- _What is being asked_
Look through the data below and return each line where "помощников" appears.

- _Raw data_
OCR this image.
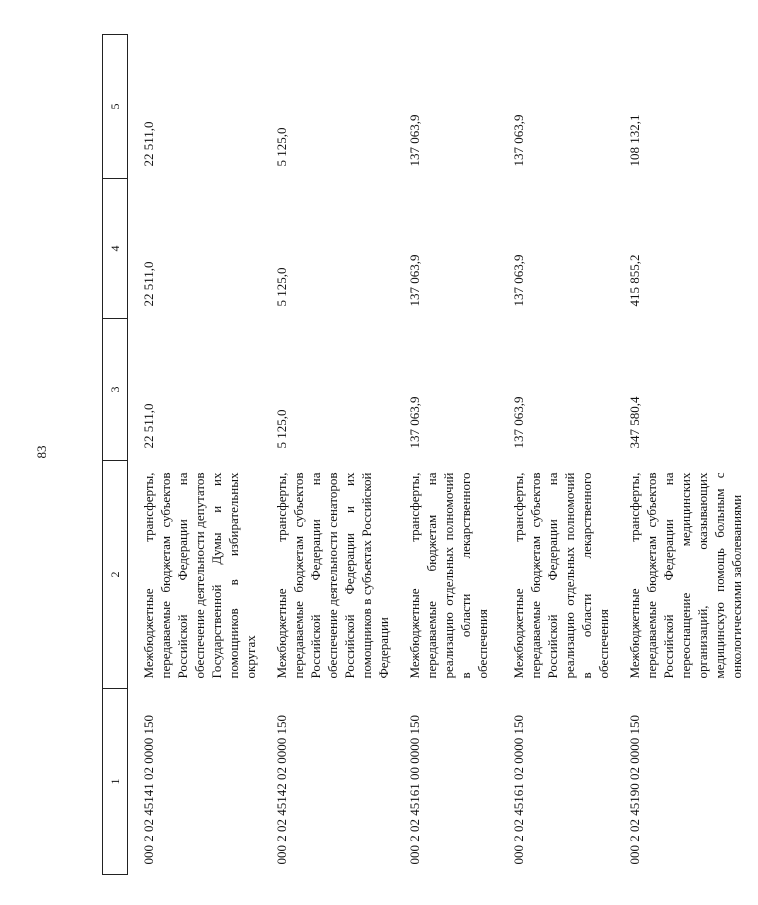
83
1	2	3	4	5
000 2 02 45141 02 0000 150	Межбюджетные трансферты, передаваемые бюджетам субъектов Российской Федерации на обеспечение деятельности депутатов Государственной Думы и их помощников в избирательных округах	22 511,0	22 511,0	22 511,0
000 2 02 45142 02 0000 150	Межбюджетные трансферты, передаваемые бюджетам субъектов Российской Федерации на обеспечение деятельности сенаторов Российской Федерации и их помощников в субъектах Российской Федерации	5 125,0	5 125,0	5 125,0
000 2 02 45161 00 0000 150	Межбюджетные трансферты, передаваемые бюджетам на реализацию отдельных полномочий в области лекарственного обеспечения	137 063,9	137 063,9	137 063,9
000 2 02 45161 02 0000 150	Межбюджетные трансферты, передаваемые бюджетам субъектов Российской Федерации на реализацию отдельных полномочий в области лекарственного обеспечения	137 063,9	137 063,9	137 063,9
000 2 02 45190 02 0000 150	Межбюджетные трансферты, передаваемые бюджетам субъектов Российской Федерации на переоснащение медицинских организаций, оказывающих медицинскую помощь больным с онкологическими заболеваниями	347 580,4	415 855,2	108 132,1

- _Written reply_
000 2 02 45141 02 0000 150	Межбюджетные трансферты, передаваемые бюджетам субъектов Российской Федерации на обеспечение деятельности депутатов Государственной Думы и их помощников в избирательных округах	22 511,0	22 511,0	22 511,0
000 2 02 45142 02 0000 150	Межбюджетные трансферты, передаваемые бюджетам субъектов Российской Федерации на обеспечение деятельности сенаторов Российской Федерации и их помощников в субъектах Российской Федерации	5 125,0	5 125,0	5 125,0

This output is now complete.